- _RECORDS TO PROCESS_:
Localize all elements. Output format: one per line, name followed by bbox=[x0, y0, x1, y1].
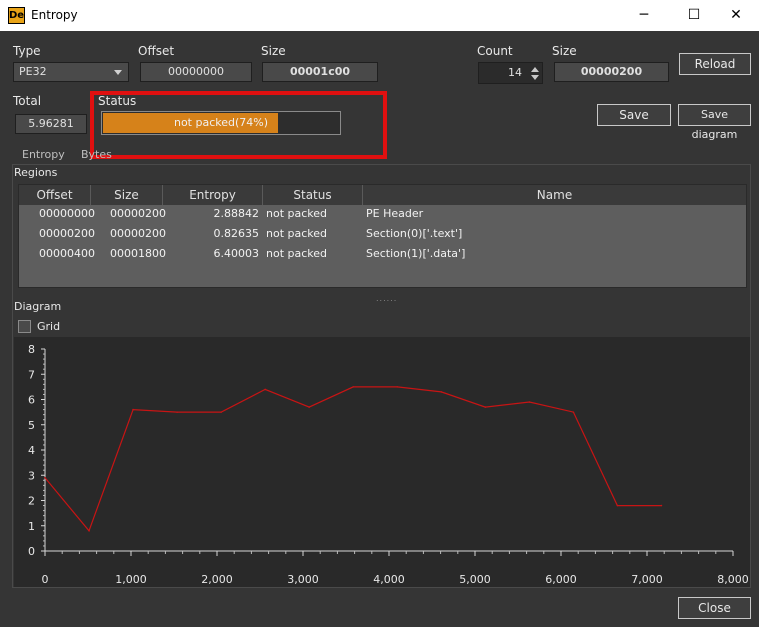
data-point bbox=[616, 504, 619, 507]
cell-entropy: 6.40003 bbox=[213, 247, 260, 260]
column-header-name[interactable]: Name bbox=[363, 185, 746, 205]
app-logo-icon: De bbox=[8, 7, 25, 24]
title-bar: De Entropy ─ ☐ ✕ bbox=[0, 0, 759, 31]
cell-status: not packed bbox=[266, 207, 328, 220]
offset-field[interactable]: 00000000 bbox=[140, 62, 252, 82]
y-tick-label: 5 bbox=[28, 419, 35, 432]
entropy-chart-svg: 0 1 2 3 4 5 6 7 8 0 1,000 2,000 3,000 4,000 5,000 6,000… bbox=[28, 343, 749, 586]
size-label: Size bbox=[261, 44, 286, 58]
data-point bbox=[264, 388, 266, 391]
stepper-up-icon[interactable] bbox=[531, 67, 539, 72]
reload-button[interactable]: Reload bbox=[679, 53, 751, 75]
y-tick-label: 1 bbox=[28, 520, 35, 533]
window-title: Entropy bbox=[31, 8, 78, 22]
y-tick-label: 8 bbox=[28, 343, 35, 356]
total-field[interactable]: 5.96281 bbox=[15, 114, 87, 134]
data-point bbox=[88, 530, 90, 532]
entropy-series-line bbox=[44, 386, 662, 532]
minimize-icon[interactable]: ─ bbox=[621, 0, 667, 31]
cell-size: 00000200 bbox=[110, 227, 166, 240]
data-point bbox=[44, 476, 46, 479]
offset-label: Offset bbox=[138, 44, 175, 58]
tab-bytes[interactable]: Bytes bbox=[81, 146, 112, 164]
x-tick-label: 5,000 bbox=[459, 573, 491, 586]
type-label: Type bbox=[13, 44, 41, 58]
count-stepper[interactable]: 14 bbox=[478, 62, 543, 84]
data-point bbox=[176, 411, 178, 413]
close-button[interactable]: Close bbox=[678, 597, 751, 619]
cell-size: 00001800 bbox=[110, 247, 166, 260]
cell-name: Section(1)['.data'] bbox=[366, 247, 466, 260]
cell-size: 00000200 bbox=[110, 207, 166, 220]
y-tick-label: 7 bbox=[28, 368, 35, 381]
x-tick-label: 4,000 bbox=[373, 573, 405, 586]
count-value: 14 bbox=[508, 66, 522, 79]
cell-offset: 00000200 bbox=[39, 227, 95, 240]
y-tick-label: 4 bbox=[28, 444, 35, 457]
x-tick-label: 6,000 bbox=[545, 573, 577, 586]
type-value: PE32 bbox=[19, 65, 47, 78]
y-tick-label: 0 bbox=[28, 545, 35, 558]
y-tick-label: 2 bbox=[28, 495, 35, 508]
column-header-entropy[interactable]: Entropy bbox=[163, 185, 263, 205]
x-tick-label: 1,000 bbox=[115, 573, 147, 586]
size-field[interactable]: 00001c00 bbox=[262, 62, 378, 82]
data-point bbox=[660, 504, 663, 507]
tab-entropy[interactable]: Entropy bbox=[22, 146, 65, 164]
chevron-down-icon bbox=[114, 70, 122, 75]
cell-entropy: 0.82635 bbox=[213, 227, 260, 240]
data-point bbox=[440, 391, 443, 393]
count-label: Count bbox=[477, 44, 513, 58]
x-tick-label: 0 bbox=[42, 573, 49, 586]
cell-offset: 00000000 bbox=[39, 207, 95, 220]
data-point bbox=[308, 406, 310, 408]
type-select[interactable]: PE32 bbox=[13, 62, 129, 82]
cell-entropy: 2.88842 bbox=[213, 207, 260, 220]
x-tick-label: 3,000 bbox=[287, 573, 319, 586]
close-window-icon[interactable]: ✕ bbox=[713, 0, 759, 31]
cell-status: not packed bbox=[266, 247, 328, 260]
entropy-chart: 0 1 2 3 4 5 6 7 8 0 1,000 2,000 3,000 4,000 5,000 6,000… bbox=[14, 337, 750, 587]
column-header-offset[interactable]: Offset bbox=[19, 185, 91, 205]
splitter-handle[interactable]: ...... bbox=[376, 294, 397, 303]
size2-label: Size bbox=[552, 44, 577, 58]
regions-table[interactable]: Offset Size Entropy Status Name 00000000… bbox=[18, 184, 747, 288]
red-highlight-box bbox=[90, 91, 387, 159]
diagram-title: Diagram bbox=[14, 300, 62, 313]
cell-name: Section(0)['.text'] bbox=[366, 227, 463, 240]
size2-field[interactable]: 00000200 bbox=[554, 62, 669, 82]
data-point bbox=[572, 411, 575, 413]
grid-checkbox[interactable] bbox=[18, 320, 31, 333]
cell-offset: 00000400 bbox=[39, 247, 95, 260]
regions-title: Regions bbox=[14, 166, 58, 179]
data-point bbox=[220, 411, 222, 413]
x-tick-label: 7,000 bbox=[631, 573, 663, 586]
x-tick-label: 2,000 bbox=[201, 573, 233, 586]
stepper-down-icon[interactable] bbox=[531, 75, 539, 80]
maximize-icon[interactable]: ☐ bbox=[671, 0, 717, 31]
y-tick-label: 3 bbox=[28, 469, 35, 482]
grid-label: Grid bbox=[37, 320, 61, 333]
save-diagram-button[interactable]: Save diagram bbox=[678, 104, 751, 141]
data-point bbox=[484, 406, 487, 408]
data-point bbox=[396, 386, 399, 388]
data-point bbox=[528, 401, 531, 403]
data-point bbox=[132, 408, 134, 411]
data-point bbox=[352, 386, 355, 388]
column-header-size[interactable]: Size bbox=[91, 185, 163, 205]
column-header-status[interactable]: Status bbox=[263, 185, 363, 205]
cell-name: PE Header bbox=[366, 207, 424, 220]
table-header: Offset Size Entropy Status Name bbox=[19, 185, 746, 205]
total-label: Total bbox=[13, 94, 42, 108]
cell-status: not packed bbox=[266, 227, 328, 240]
y-tick-label: 6 bbox=[28, 394, 35, 407]
x-tick-label: 8,000 bbox=[717, 573, 749, 586]
save-button[interactable]: Save bbox=[597, 104, 671, 126]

- _WORK TO COMPLETE_: Copy the lines of the material from the one containing "data-point bbox=[616, 504, 619, 507]" through the one containing "title-bar: De Entropy", reproducing each line without any change.

- _TASK RESPONSE_:
data-point bbox=[616, 504, 619, 507]
cell-entropy: 6.40003 bbox=[213, 247, 260, 260]
column-header-name[interactable]: Name bbox=[363, 185, 746, 205]
app-logo-icon: De bbox=[8, 7, 25, 24]
title-bar: De Entropy ─ ☐ ✕ bbox=[0, 0, 759, 31]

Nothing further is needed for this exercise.